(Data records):
===
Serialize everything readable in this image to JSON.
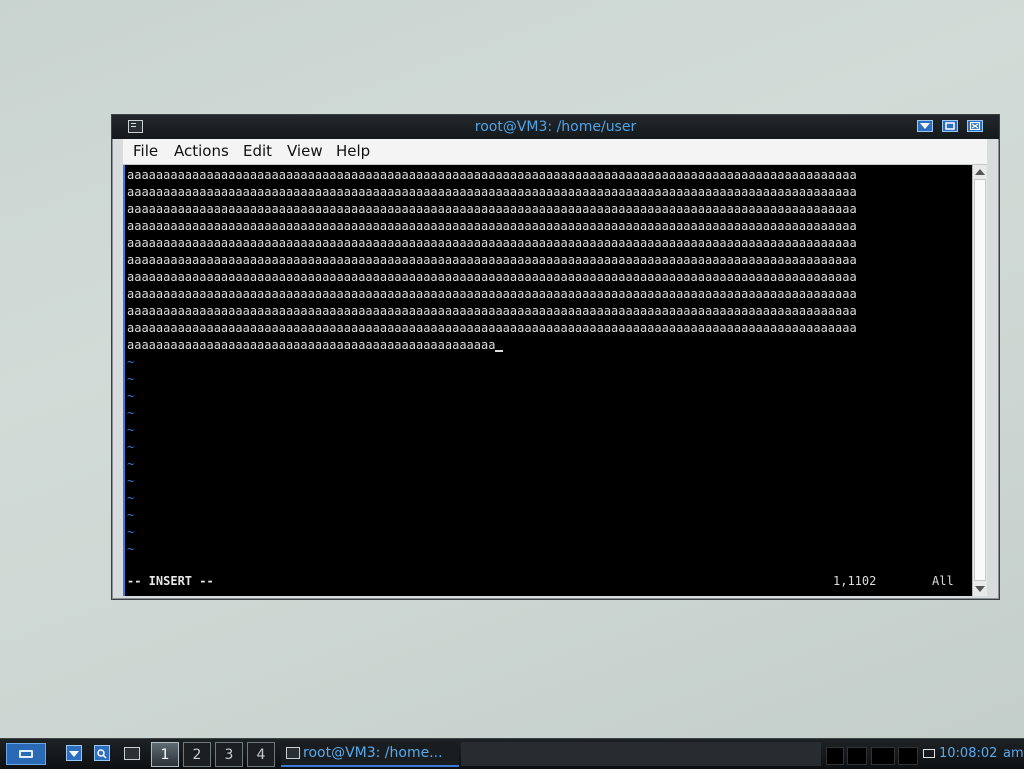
{
  "window": {
    "title": "root@VM3: /home/user",
    "menu": [
      "File",
      "Actions",
      "Edit",
      "View",
      "Help"
    ]
  },
  "terminal": {
    "lines": [
      "aaaaaaaaaaaaaaaaaaaaaaaaaaaaaaaaaaaaaaaaaaaaaaaaaaaaaaaaaaaaaaaaaaaaaaaaaaaaaaaaaaaaaaaaaaaaaaaaaaaaa",
      "aaaaaaaaaaaaaaaaaaaaaaaaaaaaaaaaaaaaaaaaaaaaaaaaaaaaaaaaaaaaaaaaaaaaaaaaaaaaaaaaaaaaaaaaaaaaaaaaaaaaa",
      "aaaaaaaaaaaaaaaaaaaaaaaaaaaaaaaaaaaaaaaaaaaaaaaaaaaaaaaaaaaaaaaaaaaaaaaaaaaaaaaaaaaaaaaaaaaaaaaaaaaaa",
      "aaaaaaaaaaaaaaaaaaaaaaaaaaaaaaaaaaaaaaaaaaaaaaaaaaaaaaaaaaaaaaaaaaaaaaaaaaaaaaaaaaaaaaaaaaaaaaaaaaaaa",
      "aaaaaaaaaaaaaaaaaaaaaaaaaaaaaaaaaaaaaaaaaaaaaaaaaaaaaaaaaaaaaaaaaaaaaaaaaaaaaaaaaaaaaaaaaaaaaaaaaaaaa",
      "aaaaaaaaaaaaaaaaaaaaaaaaaaaaaaaaaaaaaaaaaaaaaaaaaaaaaaaaaaaaaaaaaaaaaaaaaaaaaaaaaaaaaaaaaaaaaaaaaaaaa",
      "aaaaaaaaaaaaaaaaaaaaaaaaaaaaaaaaaaaaaaaaaaaaaaaaaaaaaaaaaaaaaaaaaaaaaaaaaaaaaaaaaaaaaaaaaaaaaaaaaaaaa",
      "aaaaaaaaaaaaaaaaaaaaaaaaaaaaaaaaaaaaaaaaaaaaaaaaaaaaaaaaaaaaaaaaaaaaaaaaaaaaaaaaaaaaaaaaaaaaaaaaaaaaa",
      "aaaaaaaaaaaaaaaaaaaaaaaaaaaaaaaaaaaaaaaaaaaaaaaaaaaaaaaaaaaaaaaaaaaaaaaaaaaaaaaaaaaaaaaaaaaaaaaaaaaaa",
      "aaaaaaaaaaaaaaaaaaaaaaaaaaaaaaaaaaaaaaaaaaaaaaaaaaaaaaaaaaaaaaaaaaaaaaaaaaaaaaaaaaaaaaaaaaaaaaaaaaaaa",
      "aaaaaaaaaaaaaaaaaaaaaaaaaaaaaaaaaaaaaaaaaaaaaaaaaaa"
    ],
    "empty_marker": "~",
    "empty_lines": 12,
    "mode": "-- INSERT --",
    "position": "1,1102",
    "scroll": "All"
  },
  "panel": {
    "desktops": [
      "1",
      "2",
      "3",
      "4"
    ],
    "active_desktop": "1",
    "task_label": "root@VM3: /home...",
    "clock": "10:08:02",
    "ampm": "am"
  },
  "colors": {
    "accent": "#3a7bd5",
    "title_text": "#4fa3e6",
    "terminal_bg": "#000000",
    "terminal_fg": "#dcdcdc"
  },
  "icons": {
    "app": "terminal-icon",
    "menu": "menu-icon",
    "mail": "mail-icon"
  }
}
===
(AIM OF THE TASK): Set down every entry word for word, but omit the pictures.

(FINISHED EXERCISE):
Serialize everything readable in this image to JSON.
{
  "window": {
    "title": "root@VM3: /home/user",
    "menu": [
      "File",
      "Actions",
      "Edit",
      "View",
      "Help"
    ]
  },
  "terminal": {
    "lines": [
      "aaaaaaaaaaaaaaaaaaaaaaaaaaaaaaaaaaaaaaaaaaaaaaaaaaaaaaaaaaaaaaaaaaaaaaaaaaaaaaaaaaaaaaaaaaaaaaaaaaaaa",
      "aaaaaaaaaaaaaaaaaaaaaaaaaaaaaaaaaaaaaaaaaaaaaaaaaaaaaaaaaaaaaaaaaaaaaaaaaaaaaaaaaaaaaaaaaaaaaaaaaaaaa",
      "aaaaaaaaaaaaaaaaaaaaaaaaaaaaaaaaaaaaaaaaaaaaaaaaaaaaaaaaaaaaaaaaaaaaaaaaaaaaaaaaaaaaaaaaaaaaaaaaaaaaa",
      "aaaaaaaaaaaaaaaaaaaaaaaaaaaaaaaaaaaaaaaaaaaaaaaaaaaaaaaaaaaaaaaaaaaaaaaaaaaaaaaaaaaaaaaaaaaaaaaaaaaaa",
      "aaaaaaaaaaaaaaaaaaaaaaaaaaaaaaaaaaaaaaaaaaaaaaaaaaaaaaaaaaaaaaaaaaaaaaaaaaaaaaaaaaaaaaaaaaaaaaaaaaaaa",
      "aaaaaaaaaaaaaaaaaaaaaaaaaaaaaaaaaaaaaaaaaaaaaaaaaaaaaaaaaaaaaaaaaaaaaaaaaaaaaaaaaaaaaaaaaaaaaaaaaaaaa",
      "aaaaaaaaaaaaaaaaaaaaaaaaaaaaaaaaaaaaaaaaaaaaaaaaaaaaaaaaaaaaaaaaaaaaaaaaaaaaaaaaaaaaaaaaaaaaaaaaaaaaa",
      "aaaaaaaaaaaaaaaaaaaaaaaaaaaaaaaaaaaaaaaaaaaaaaaaaaaaaaaaaaaaaaaaaaaaaaaaaaaaaaaaaaaaaaaaaaaaaaaaaaaaa",
      "aaaaaaaaaaaaaaaaaaaaaaaaaaaaaaaaaaaaaaaaaaaaaaaaaaaaaaaaaaaaaaaaaaaaaaaaaaaaaaaaaaaaaaaaaaaaaaaaaaaaa",
      "aaaaaaaaaaaaaaaaaaaaaaaaaaaaaaaaaaaaaaaaaaaaaaaaaaaaaaaaaaaaaaaaaaaaaaaaaaaaaaaaaaaaaaaaaaaaaaaaaaaaa",
      "aaaaaaaaaaaaaaaaaaaaaaaaaaaaaaaaaaaaaaaaaaaaaaaaaaa"
    ],
    "empty_marker": "~",
    "empty_lines": 12,
    "mode": "-- INSERT --",
    "position": "1,1102",
    "scroll": "All"
  },
  "panel": {
    "desktops": [
      "1",
      "2",
      "3",
      "4"
    ],
    "active_desktop": "1",
    "task_label": "root@VM3: /home...",
    "clock": "10:08:02",
    "ampm": "am"
  },
  "colors": {
    "accent": "#3a7bd5",
    "title_text": "#4fa3e6",
    "terminal_bg": "#000000",
    "terminal_fg": "#dcdcdc"
  },
  "icons": {
    "app": "terminal-icon",
    "menu": "menu-icon",
    "mail": "mail-icon"
  }
}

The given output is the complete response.